Provided data:
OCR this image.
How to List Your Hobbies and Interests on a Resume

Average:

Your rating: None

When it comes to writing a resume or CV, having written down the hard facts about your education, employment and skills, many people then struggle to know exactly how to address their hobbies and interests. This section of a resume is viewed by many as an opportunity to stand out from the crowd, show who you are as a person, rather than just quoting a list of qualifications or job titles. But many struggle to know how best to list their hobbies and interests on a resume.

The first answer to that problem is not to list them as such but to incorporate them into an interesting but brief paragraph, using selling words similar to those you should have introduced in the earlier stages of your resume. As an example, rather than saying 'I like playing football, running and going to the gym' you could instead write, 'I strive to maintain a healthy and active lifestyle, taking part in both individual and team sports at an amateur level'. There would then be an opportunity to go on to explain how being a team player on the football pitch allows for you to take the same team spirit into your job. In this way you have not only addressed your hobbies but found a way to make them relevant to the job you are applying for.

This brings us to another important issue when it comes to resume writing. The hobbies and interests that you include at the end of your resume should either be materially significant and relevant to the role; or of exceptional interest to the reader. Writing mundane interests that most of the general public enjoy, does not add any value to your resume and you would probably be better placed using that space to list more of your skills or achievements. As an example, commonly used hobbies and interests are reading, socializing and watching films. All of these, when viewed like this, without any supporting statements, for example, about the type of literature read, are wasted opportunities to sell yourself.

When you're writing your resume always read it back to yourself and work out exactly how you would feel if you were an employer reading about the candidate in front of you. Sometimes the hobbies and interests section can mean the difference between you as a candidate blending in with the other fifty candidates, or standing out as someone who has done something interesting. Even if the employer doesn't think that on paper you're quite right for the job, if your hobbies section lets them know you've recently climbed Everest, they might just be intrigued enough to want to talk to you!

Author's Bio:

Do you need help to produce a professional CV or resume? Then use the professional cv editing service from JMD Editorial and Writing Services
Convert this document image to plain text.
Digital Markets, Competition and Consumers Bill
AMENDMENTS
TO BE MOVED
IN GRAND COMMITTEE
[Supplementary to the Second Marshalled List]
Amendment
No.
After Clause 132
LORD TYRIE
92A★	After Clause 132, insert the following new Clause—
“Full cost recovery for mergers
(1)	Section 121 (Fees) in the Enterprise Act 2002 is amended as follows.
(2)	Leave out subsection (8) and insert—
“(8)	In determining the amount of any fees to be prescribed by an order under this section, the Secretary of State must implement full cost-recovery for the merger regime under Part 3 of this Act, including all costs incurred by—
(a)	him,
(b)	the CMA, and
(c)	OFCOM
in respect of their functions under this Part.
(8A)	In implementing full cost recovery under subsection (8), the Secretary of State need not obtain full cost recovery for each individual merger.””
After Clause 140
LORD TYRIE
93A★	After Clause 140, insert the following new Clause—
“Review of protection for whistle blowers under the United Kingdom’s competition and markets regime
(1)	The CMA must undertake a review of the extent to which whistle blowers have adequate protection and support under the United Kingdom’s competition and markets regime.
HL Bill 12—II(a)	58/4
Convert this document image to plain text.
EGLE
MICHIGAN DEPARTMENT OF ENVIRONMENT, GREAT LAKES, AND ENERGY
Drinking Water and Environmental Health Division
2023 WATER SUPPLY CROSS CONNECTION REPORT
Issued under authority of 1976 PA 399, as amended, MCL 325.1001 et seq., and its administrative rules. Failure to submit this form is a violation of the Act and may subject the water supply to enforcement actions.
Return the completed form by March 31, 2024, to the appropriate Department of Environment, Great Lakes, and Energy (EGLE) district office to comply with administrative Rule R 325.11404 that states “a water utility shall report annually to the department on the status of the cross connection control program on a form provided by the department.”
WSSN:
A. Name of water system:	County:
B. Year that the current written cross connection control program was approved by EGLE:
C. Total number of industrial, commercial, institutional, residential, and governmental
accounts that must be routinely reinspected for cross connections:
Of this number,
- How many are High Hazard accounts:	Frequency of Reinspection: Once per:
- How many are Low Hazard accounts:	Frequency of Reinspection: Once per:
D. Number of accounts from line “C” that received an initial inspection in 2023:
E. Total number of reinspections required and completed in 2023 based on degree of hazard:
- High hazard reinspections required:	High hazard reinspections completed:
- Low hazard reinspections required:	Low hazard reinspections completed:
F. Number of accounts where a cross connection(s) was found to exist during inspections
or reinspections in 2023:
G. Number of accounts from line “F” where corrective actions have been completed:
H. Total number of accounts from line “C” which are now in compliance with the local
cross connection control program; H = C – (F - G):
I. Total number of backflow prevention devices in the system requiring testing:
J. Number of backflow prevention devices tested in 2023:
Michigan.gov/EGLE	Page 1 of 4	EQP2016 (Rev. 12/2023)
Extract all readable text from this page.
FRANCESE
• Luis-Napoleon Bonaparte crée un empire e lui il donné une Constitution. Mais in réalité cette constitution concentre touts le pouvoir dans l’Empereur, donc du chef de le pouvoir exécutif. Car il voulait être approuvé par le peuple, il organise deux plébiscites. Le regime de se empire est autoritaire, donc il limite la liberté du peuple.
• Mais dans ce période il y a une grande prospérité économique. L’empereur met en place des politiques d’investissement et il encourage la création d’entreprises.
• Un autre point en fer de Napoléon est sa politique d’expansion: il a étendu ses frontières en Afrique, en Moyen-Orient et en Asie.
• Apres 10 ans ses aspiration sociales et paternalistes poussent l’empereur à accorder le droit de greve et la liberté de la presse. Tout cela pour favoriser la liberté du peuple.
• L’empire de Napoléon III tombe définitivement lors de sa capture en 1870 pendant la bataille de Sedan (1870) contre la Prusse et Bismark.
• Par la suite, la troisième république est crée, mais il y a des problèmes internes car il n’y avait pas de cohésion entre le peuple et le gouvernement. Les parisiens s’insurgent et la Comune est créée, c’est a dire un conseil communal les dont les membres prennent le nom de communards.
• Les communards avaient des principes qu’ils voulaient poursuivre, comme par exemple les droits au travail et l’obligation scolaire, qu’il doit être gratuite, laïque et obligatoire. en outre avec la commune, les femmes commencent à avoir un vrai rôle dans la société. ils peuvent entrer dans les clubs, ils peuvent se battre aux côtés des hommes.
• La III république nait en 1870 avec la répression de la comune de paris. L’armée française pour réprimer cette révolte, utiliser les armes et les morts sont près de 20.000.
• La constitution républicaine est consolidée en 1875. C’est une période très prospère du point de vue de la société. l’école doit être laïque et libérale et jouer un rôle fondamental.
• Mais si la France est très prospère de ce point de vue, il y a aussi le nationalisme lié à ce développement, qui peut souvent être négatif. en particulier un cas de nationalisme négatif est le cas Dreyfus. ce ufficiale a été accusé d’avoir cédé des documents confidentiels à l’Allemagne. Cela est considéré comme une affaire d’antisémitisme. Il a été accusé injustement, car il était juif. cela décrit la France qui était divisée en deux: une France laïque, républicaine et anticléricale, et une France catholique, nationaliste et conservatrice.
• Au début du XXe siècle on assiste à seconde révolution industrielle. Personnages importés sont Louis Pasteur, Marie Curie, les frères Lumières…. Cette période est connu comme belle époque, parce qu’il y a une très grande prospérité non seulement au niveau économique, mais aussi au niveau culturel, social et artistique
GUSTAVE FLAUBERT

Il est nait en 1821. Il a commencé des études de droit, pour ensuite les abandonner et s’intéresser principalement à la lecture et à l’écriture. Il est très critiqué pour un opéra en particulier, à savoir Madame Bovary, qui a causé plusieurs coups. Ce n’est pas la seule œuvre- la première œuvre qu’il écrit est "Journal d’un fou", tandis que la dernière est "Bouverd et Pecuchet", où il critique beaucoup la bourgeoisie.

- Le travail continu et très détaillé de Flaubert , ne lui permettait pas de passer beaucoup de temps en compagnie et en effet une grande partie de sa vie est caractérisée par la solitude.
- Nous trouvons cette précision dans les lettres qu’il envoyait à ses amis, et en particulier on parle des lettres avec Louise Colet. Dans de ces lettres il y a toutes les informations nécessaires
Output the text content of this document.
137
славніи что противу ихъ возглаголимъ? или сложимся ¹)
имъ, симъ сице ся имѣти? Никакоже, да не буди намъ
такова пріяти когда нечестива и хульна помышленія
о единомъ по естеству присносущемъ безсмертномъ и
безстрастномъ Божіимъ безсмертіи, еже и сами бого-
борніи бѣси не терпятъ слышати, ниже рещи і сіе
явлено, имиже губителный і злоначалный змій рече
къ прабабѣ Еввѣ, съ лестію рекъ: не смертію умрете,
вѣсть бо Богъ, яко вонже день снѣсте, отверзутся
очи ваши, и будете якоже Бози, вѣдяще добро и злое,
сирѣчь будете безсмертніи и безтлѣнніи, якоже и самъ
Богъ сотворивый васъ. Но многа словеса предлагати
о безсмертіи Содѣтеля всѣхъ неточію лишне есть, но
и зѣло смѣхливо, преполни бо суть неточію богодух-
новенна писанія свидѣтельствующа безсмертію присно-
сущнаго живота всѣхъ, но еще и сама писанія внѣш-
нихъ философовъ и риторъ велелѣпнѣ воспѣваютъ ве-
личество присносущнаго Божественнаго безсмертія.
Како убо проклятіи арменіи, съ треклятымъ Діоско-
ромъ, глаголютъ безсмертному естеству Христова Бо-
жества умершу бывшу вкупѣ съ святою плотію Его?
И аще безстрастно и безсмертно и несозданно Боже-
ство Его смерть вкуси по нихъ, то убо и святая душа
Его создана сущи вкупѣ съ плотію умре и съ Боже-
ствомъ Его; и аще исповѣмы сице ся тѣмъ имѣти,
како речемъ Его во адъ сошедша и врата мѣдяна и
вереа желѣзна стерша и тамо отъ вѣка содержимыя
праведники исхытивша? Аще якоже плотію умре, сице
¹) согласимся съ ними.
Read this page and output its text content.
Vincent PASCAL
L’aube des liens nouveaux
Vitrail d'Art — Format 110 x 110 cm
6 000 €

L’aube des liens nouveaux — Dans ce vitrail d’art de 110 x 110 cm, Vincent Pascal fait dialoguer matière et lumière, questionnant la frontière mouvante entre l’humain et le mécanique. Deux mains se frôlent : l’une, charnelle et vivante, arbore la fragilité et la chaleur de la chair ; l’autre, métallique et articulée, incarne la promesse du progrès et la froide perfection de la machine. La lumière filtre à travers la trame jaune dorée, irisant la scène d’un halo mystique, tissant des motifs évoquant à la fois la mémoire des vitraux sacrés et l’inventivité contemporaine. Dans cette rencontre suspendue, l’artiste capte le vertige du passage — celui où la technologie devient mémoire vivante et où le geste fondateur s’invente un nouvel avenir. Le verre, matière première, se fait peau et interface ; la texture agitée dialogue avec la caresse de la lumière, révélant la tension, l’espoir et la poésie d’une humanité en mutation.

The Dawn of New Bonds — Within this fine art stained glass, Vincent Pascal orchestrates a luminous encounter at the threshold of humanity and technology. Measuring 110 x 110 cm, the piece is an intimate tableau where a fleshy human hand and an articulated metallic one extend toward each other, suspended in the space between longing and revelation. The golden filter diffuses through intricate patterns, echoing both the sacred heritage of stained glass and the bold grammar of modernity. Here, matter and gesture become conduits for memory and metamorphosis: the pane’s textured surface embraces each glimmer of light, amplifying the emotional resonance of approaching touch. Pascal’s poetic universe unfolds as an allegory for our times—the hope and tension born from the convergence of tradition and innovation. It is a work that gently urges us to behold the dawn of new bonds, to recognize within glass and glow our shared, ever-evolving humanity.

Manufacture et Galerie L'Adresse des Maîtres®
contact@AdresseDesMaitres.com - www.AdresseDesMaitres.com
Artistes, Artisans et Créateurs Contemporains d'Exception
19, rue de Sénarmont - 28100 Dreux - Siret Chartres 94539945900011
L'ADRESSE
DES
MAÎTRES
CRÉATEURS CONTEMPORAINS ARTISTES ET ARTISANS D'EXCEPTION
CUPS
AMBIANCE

Exercise:
Find every line holding the word "prospère"; give their count and nothing else.

The result:
2